(Stored items)

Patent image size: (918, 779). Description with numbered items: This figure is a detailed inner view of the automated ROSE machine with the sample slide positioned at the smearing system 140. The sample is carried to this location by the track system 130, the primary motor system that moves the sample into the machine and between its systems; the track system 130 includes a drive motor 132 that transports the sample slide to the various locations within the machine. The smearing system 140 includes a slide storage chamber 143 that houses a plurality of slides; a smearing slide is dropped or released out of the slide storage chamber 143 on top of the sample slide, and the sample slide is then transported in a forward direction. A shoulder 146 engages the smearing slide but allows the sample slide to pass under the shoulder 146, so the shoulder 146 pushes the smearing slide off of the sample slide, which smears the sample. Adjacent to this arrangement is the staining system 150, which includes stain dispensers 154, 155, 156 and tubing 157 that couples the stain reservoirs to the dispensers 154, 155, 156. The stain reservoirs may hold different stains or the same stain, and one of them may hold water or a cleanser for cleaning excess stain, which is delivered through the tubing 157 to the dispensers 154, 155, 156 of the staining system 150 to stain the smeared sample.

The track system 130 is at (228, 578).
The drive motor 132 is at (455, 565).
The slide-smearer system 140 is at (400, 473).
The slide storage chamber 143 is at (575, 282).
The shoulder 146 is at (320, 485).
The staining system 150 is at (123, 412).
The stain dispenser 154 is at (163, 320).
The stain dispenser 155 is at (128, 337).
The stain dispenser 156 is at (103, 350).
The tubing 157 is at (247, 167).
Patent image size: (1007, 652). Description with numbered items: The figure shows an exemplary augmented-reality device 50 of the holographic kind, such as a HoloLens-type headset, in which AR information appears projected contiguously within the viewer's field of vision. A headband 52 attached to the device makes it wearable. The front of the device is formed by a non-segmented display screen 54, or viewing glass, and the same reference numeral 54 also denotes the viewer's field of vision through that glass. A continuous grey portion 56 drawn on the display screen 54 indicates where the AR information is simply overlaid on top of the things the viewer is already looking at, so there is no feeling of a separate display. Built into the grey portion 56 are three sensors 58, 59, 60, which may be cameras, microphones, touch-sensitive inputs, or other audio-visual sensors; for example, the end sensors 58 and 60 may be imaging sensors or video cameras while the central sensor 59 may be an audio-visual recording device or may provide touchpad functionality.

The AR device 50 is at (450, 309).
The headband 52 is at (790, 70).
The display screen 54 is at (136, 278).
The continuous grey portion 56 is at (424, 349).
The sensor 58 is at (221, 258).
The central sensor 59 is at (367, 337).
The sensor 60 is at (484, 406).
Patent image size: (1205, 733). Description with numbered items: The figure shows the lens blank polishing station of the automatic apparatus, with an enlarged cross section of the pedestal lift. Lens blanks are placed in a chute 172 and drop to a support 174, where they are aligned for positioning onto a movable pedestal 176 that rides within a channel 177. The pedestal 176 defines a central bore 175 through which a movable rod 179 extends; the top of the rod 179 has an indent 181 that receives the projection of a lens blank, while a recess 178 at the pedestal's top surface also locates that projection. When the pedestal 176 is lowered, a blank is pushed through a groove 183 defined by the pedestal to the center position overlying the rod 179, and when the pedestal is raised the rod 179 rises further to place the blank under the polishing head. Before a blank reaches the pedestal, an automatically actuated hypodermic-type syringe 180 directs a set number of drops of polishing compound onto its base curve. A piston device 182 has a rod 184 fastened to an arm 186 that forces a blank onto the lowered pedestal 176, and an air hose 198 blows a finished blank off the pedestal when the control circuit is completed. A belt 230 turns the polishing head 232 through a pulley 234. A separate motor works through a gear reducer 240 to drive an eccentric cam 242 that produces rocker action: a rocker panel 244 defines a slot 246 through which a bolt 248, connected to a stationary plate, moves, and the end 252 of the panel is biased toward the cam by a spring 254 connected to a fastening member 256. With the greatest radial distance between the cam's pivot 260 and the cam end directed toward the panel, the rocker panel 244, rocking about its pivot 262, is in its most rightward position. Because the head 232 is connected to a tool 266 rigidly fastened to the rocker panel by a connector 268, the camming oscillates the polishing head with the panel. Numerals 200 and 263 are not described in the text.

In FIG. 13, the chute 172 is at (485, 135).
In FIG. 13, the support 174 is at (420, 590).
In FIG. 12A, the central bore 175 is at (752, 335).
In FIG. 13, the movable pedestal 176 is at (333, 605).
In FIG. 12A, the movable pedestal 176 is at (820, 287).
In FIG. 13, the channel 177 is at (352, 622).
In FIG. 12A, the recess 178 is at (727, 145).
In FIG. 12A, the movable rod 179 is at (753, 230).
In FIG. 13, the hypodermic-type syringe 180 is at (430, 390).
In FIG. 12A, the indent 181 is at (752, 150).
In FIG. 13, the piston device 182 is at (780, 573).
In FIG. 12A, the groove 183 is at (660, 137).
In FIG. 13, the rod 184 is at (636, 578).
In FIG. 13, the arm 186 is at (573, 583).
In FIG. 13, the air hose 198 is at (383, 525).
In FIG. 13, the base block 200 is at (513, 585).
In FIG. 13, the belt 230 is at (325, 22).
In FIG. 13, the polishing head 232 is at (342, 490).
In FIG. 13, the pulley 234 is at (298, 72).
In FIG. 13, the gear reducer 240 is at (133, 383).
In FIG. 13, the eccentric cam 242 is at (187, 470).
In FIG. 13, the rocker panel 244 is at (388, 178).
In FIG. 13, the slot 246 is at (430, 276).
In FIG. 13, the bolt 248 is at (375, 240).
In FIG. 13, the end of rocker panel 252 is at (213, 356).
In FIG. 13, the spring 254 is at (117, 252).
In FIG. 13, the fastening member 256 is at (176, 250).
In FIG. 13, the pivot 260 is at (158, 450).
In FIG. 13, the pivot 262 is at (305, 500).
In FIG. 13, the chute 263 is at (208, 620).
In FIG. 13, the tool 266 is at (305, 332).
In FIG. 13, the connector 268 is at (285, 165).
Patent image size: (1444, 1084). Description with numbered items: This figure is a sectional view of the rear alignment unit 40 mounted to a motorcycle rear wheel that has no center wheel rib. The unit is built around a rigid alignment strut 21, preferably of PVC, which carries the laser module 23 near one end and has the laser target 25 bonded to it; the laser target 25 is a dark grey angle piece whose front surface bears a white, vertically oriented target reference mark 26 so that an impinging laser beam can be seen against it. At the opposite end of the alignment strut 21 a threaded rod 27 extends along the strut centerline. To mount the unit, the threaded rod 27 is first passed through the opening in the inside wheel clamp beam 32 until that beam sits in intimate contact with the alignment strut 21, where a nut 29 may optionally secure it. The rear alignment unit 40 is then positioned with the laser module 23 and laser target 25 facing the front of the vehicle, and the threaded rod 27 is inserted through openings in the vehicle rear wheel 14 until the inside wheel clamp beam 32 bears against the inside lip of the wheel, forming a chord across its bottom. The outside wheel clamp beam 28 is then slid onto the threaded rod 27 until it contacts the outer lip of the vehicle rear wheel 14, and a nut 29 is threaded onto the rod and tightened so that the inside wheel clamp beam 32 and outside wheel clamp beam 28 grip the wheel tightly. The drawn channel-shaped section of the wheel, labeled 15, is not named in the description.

PROBLEM: Please transcribe all of the data above word for word.

COMPLETE RESPONSE:
Patent image size: (918, 779). Description with numbered items: This figure is a detailed inner view of the automated ROSE machine with the sample slide positioned at the smearing system 140. The sample is carried to this location by the track system 130, the primary motor system that moves the sample into the machine and between its systems; the track system 130 includes a drive motor 132 that transports the sample slide to the various locations within the machine. The smearing system 140 includes a slide storage chamber 143 that houses a plurality of slides; a smearing slide is dropped or released out of the slide storage chamber 143 on top of the sample slide, and the sample slide is then transported in a forward direction. A shoulder 146 engages the smearing slide but allows the sample slide to pass under the shoulder 146, so the shoulder 146 pushes the smearing slide off of the sample slide, which smears the sample. Adjacent to this arrangement is the staining system 150, which includes stain dispensers 154, 155, 156 and tubing 157 that couples the stain reservoirs to the dispensers 154, 155, 156. The stain reservoirs may hold different stains or the same stain, and one of them may hold water or a cleanser for cleaning excess stain, which is delivered through the tubing 157 to the dispensers 154, 155, 156 of the staining system 150 to stain the smeared sample.

The track system 130 is at (228, 578).
The drive motor 132 is at (455, 565).
The slide-smearer system 140 is at (400, 473).
The slide storage chamber 143 is at (575, 282).
The shoulder 146 is at (320, 485).
The staining system 150 is at (123, 412).
The stain dispenser 154 is at (163, 320).
The stain dispenser 155 is at (128, 337).
The stain dispenser 156 is at (103, 350).
The tubing 157 is at (247, 167).
Patent image size: (1007, 652). Description with numbered items: The figure shows an exemplary augmented-reality device 50 of the holographic kind, such as a HoloLens-type headset, in which AR information appears projected contiguously within the viewer's field of vision. A headband 52 attached to the device makes it wearable. The front of the device is formed by a non-segmented display screen 54, or viewing glass, and the same reference numeral 54 also denotes the viewer's field of vision through that glass. A continuous grey portion 56 drawn on the display screen 54 indicates where the AR information is simply overlaid on top of the things the viewer is already looking at, so there is no feeling of a separate display. Built into the grey portion 56 are three sensors 58, 59, 60, which may be cameras, microphones, touch-sensitive inputs, or other audio-visual sensors; for example, the end sensors 58 and 60 may be imaging sensors or video cameras while the central sensor 59 may be an audio-visual recording device or may provide touchpad functionality.

The AR device 50 is at (450, 309).
The headband 52 is at (790, 70).
The display screen 54 is at (136, 278).
The continuous grey portion 56 is at (424, 349).
The sensor 58 is at (221, 258).
The central sensor 59 is at (367, 337).
The sensor 60 is at (484, 406).
Patent image size: (1205, 733). Description with numbered items: The figure shows the lens blank polishing station of the automatic apparatus, with an enlarged cross section of the pedestal lift. Lens blanks are placed in a chute 172 and drop to a support 174, where they are aligned for positioning onto a movable pedestal 176 that rides within a channel 177. The pedestal 176 defines a central bore 175 through which a movable rod 179 extends; the top of the rod 179 has an indent 181 that receives the projection of a lens blank, while a recess 178 at the pedestal's top surface also locates that projection. When the pedestal 176 is lowered, a blank is pushed through a groove 183 defined by the pedestal to the center position overlying the rod 179, and when the pedestal is raised the rod 179 rises further to place the blank under the polishing head. Before a blank reaches the pedestal, an automatically actuated hypodermic-type syringe 180 directs a set number of drops of polishing compound onto its base curve. A piston device 182 has a rod 184 fastened to an arm 186 that forces a blank onto the lowered pedestal 176, and an air hose 198 blows a finished blank off the pedestal when the control circuit is completed. A belt 230 turns the polishing head 232 through a pulley 234. A separate motor works through a gear reducer 240 to drive an eccentric cam 242 that produces rocker action: a rocker panel 244 defines a slot 246 through which a bolt 248, connected to a stationary plate, moves, and the end 252 of the panel is biased toward the cam by a spring 254 connected to a fastening member 256. With the greatest radial distance between the cam's pivot 260 and the cam end directed toward the panel, the rocker panel 244, rocking about its pivot 262, is in its most rightward position. Because the head 232 is connected to a tool 266 rigidly fastened to the rocker panel by a connector 268, the camming oscillates the polishing head with the panel. Numerals 200 and 263 are not described in the text.

In FIG. 13, the chute 172 is at (485, 135).
In FIG. 13, the support 174 is at (420, 590).
In FIG. 12A, the central bore 175 is at (752, 335).
In FIG. 13, the movable pedestal 176 is at (333, 605).
In FIG. 12A, the movable pedestal 176 is at (820, 287).
In FIG. 13, the channel 177 is at (352, 622).
In FIG. 12A, the recess 178 is at (727, 145).
In FIG. 12A, the movable rod 179 is at (753, 230).
In FIG. 13, the hypodermic-type syringe 180 is at (430, 390).
In FIG. 12A, the indent 181 is at (752, 150).
In FIG. 13, the piston device 182 is at (780, 573).
In FIG. 12A, the groove 183 is at (660, 137).
In FIG. 13, the rod 184 is at (636, 578).
In FIG. 13, the arm 186 is at (573, 583).
In FIG. 13, the air hose 198 is at (383, 525).
In FIG. 13, the base block 200 is at (513, 585).
In FIG. 13, the belt 230 is at (325, 22).
In FIG. 13, the polishing head 232 is at (342, 490).
In FIG. 13, the pulley 234 is at (298, 72).
In FIG. 13, the gear reducer 240 is at (133, 383).
In FIG. 13, the eccentric cam 242 is at (187, 470).
In FIG. 13, the rocker panel 244 is at (388, 178).
In FIG. 13, the slot 246 is at (430, 276).
In FIG. 13, the bolt 248 is at (375, 240).
In FIG. 13, the end of rocker panel 252 is at (213, 356).
In FIG. 13, the spring 254 is at (117, 252).
In FIG. 13, the fastening member 256 is at (176, 250).
In FIG. 13, the pivot 260 is at (158, 450).
In FIG. 13, the pivot 262 is at (305, 500).
In FIG. 13, the chute 263 is at (208, 620).
In FIG. 13, the tool 266 is at (305, 332).
In FIG. 13, the connector 268 is at (285, 165).
Patent image size: (1444, 1084). Description with numbered items: This figure is a sectional view of the rear alignment unit 40 mounted to a motorcycle rear wheel that has no center wheel rib. The unit is built around a rigid alignment strut 21, preferably of PVC, which carries the laser module 23 near one end and has the laser target 25 bonded to it; the laser target 25 is a dark grey angle piece whose front surface bears a white, vertically oriented target reference mark 26 so that an impinging laser beam can be seen against it. At the opposite end of the alignment strut 21 a threaded rod 27 extends along the strut centerline. To mount the unit, the threaded rod 27 is first passed through the opening in the inside wheel clamp beam 32 until that beam sits in intimate contact with the alignment strut 21, where a nut 29 may optionally secure it. The rear alignment unit 40 is then positioned with the laser module 23 and laser target 25 facing the front of the vehicle, and the threaded rod 27 is inserted through openings in the vehicle rear wheel 14 until the inside wheel clamp beam 32 bears against the inside lip of the wheel, forming a chord across its bottom. The outside wheel clamp beam 28 is then slid onto the threaded rod 27 until it contacts the outer lip of the vehicle rear wheel 14, and a nut 29 is threaded onto the rod and tightened so that the inside wheel clamp beam 32 and outside wheel clamp beam 28 grip the wheel tightly. The drawn channel-shaped section of the wheel, labeled 15, is not named in the description.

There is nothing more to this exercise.